AIM OF THE EXERCISE: Determine which lines of the records include the word "Fire", and copy them.

::::

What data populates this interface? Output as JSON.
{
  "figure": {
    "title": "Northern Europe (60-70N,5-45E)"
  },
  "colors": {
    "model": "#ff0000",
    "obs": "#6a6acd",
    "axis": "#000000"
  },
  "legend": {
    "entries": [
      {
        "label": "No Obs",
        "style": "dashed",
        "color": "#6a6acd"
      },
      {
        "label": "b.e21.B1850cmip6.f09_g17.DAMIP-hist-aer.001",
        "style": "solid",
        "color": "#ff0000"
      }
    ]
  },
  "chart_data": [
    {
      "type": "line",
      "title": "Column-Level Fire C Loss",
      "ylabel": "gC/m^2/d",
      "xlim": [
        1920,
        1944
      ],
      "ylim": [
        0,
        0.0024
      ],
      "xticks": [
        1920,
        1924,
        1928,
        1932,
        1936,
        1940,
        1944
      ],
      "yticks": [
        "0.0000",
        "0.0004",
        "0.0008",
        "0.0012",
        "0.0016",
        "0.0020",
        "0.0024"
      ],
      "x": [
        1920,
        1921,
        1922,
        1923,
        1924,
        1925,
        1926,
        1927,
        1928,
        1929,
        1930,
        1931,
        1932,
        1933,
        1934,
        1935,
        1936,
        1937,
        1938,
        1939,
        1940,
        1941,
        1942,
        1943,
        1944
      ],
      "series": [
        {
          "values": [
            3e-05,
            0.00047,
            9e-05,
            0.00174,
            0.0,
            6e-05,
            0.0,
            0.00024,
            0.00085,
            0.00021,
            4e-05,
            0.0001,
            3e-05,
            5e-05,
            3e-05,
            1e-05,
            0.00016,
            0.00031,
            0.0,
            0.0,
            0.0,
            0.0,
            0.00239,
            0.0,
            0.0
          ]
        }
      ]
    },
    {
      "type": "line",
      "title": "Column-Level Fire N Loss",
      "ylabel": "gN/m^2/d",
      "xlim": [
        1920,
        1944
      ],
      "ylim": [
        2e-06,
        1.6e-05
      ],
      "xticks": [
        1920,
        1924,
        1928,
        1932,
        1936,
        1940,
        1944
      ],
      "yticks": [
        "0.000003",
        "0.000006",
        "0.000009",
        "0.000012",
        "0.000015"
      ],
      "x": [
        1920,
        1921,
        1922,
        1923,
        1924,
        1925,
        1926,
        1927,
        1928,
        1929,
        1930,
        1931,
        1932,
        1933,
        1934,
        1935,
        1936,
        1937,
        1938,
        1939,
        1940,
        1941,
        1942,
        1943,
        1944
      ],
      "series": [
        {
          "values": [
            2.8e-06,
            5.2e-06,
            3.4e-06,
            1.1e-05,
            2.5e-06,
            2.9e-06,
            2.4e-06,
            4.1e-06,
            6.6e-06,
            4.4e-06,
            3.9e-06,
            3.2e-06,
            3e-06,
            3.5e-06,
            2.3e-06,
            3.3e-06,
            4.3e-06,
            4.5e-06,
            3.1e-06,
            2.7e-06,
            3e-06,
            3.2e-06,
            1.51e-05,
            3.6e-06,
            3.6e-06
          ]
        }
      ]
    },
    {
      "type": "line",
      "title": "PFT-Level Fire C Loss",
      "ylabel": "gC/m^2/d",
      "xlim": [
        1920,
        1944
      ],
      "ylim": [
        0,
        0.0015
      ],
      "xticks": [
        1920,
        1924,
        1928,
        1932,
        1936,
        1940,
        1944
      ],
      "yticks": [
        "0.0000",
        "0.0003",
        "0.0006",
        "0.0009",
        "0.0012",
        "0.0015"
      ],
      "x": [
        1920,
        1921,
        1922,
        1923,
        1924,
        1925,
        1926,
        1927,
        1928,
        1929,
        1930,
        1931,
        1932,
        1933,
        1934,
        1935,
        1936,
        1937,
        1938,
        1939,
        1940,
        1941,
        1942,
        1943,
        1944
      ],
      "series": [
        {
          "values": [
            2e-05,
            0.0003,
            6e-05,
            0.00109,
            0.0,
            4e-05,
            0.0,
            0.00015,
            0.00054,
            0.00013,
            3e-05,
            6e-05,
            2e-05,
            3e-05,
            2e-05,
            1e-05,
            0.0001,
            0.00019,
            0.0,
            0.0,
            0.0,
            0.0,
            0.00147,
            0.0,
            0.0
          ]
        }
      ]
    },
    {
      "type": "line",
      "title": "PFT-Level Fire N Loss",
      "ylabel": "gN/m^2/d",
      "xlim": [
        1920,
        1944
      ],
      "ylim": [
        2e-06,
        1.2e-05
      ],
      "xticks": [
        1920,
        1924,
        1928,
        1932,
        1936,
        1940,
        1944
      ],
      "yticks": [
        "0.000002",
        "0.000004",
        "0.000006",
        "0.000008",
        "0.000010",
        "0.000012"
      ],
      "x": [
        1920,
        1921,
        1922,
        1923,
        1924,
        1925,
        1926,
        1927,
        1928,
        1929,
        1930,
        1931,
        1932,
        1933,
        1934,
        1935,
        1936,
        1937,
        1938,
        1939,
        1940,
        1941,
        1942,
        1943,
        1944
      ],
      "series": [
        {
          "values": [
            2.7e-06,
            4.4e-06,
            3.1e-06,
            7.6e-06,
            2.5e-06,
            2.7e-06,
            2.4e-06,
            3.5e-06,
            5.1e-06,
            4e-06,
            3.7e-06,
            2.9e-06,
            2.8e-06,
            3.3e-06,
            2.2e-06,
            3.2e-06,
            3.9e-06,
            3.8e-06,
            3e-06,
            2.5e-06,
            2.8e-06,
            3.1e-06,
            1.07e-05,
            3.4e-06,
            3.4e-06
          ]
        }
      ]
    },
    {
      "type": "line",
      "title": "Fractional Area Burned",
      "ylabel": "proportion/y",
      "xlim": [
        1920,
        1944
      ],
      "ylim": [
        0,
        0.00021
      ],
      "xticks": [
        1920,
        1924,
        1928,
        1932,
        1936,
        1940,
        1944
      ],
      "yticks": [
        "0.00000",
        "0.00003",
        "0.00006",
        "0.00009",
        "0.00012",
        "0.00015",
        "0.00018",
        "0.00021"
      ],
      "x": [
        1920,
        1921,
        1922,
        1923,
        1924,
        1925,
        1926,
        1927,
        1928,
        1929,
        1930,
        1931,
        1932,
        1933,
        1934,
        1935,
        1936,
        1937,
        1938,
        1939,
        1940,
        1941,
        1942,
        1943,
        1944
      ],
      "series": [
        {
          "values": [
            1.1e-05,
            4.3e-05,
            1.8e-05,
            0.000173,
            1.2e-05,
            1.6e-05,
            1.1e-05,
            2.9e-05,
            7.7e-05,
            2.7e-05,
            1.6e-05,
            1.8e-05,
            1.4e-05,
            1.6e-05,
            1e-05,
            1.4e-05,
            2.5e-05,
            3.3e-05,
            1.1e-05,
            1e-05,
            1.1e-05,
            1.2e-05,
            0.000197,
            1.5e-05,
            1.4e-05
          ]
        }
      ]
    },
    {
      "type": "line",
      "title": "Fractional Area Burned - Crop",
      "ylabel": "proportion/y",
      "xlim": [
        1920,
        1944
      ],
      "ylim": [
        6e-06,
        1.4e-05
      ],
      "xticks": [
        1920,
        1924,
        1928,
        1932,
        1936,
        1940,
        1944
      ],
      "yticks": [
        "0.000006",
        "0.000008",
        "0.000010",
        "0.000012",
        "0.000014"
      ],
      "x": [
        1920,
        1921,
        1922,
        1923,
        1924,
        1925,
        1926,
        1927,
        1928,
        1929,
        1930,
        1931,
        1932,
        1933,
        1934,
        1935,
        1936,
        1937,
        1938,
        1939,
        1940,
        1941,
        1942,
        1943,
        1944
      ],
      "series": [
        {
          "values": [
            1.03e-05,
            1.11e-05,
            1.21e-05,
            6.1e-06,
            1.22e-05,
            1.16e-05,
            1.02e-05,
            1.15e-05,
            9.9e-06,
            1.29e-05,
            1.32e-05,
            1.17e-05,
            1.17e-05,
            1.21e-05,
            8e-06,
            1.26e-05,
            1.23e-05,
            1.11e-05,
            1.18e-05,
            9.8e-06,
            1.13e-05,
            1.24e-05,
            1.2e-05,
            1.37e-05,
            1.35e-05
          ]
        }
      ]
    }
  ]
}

::::

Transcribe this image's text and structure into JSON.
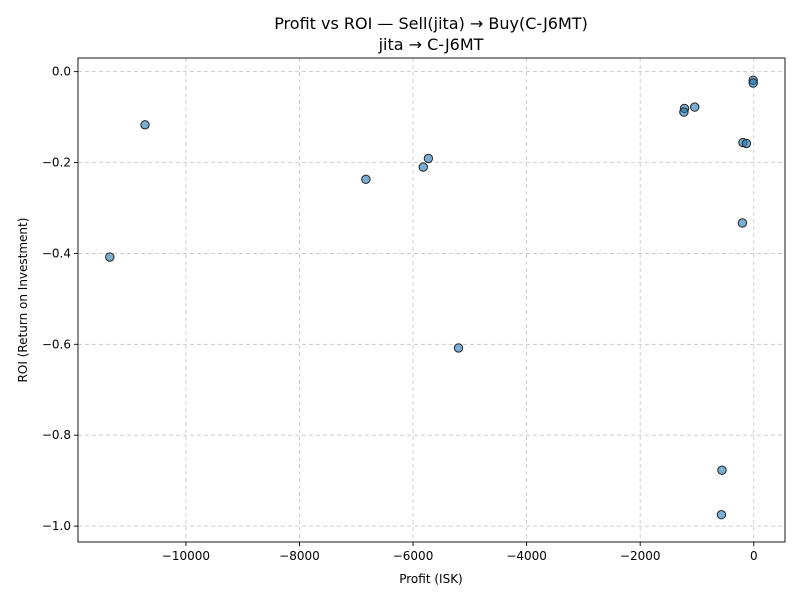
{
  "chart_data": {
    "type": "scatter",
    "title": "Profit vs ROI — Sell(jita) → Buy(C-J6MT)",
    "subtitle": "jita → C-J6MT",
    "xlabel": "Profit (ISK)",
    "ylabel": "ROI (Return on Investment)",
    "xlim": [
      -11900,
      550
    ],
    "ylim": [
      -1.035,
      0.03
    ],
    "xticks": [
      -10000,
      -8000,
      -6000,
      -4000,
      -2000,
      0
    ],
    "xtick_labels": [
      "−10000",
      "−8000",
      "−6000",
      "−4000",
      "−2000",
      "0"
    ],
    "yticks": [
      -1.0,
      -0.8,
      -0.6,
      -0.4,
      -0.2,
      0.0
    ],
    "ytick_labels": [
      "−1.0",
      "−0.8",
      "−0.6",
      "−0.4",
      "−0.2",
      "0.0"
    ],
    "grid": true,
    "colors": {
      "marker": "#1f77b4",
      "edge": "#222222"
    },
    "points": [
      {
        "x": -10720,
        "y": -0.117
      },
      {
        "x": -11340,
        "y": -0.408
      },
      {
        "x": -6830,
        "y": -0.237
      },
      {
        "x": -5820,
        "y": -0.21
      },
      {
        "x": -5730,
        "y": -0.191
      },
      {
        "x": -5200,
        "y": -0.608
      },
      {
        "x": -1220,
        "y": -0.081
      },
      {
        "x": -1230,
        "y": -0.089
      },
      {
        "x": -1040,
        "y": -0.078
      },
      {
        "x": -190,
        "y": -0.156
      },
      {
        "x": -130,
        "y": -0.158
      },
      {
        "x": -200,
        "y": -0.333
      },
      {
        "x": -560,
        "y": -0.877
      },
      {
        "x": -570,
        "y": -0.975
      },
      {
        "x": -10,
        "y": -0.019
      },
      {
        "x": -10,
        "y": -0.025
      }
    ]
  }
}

::::

RIGHT ANSWER:
      "title": "Column-Level Fire C Loss",
      "title": "Column-Level Fire N Loss",
      "title": "PFT-Level Fire C Loss",
      "title": "PFT-Level Fire N Loss",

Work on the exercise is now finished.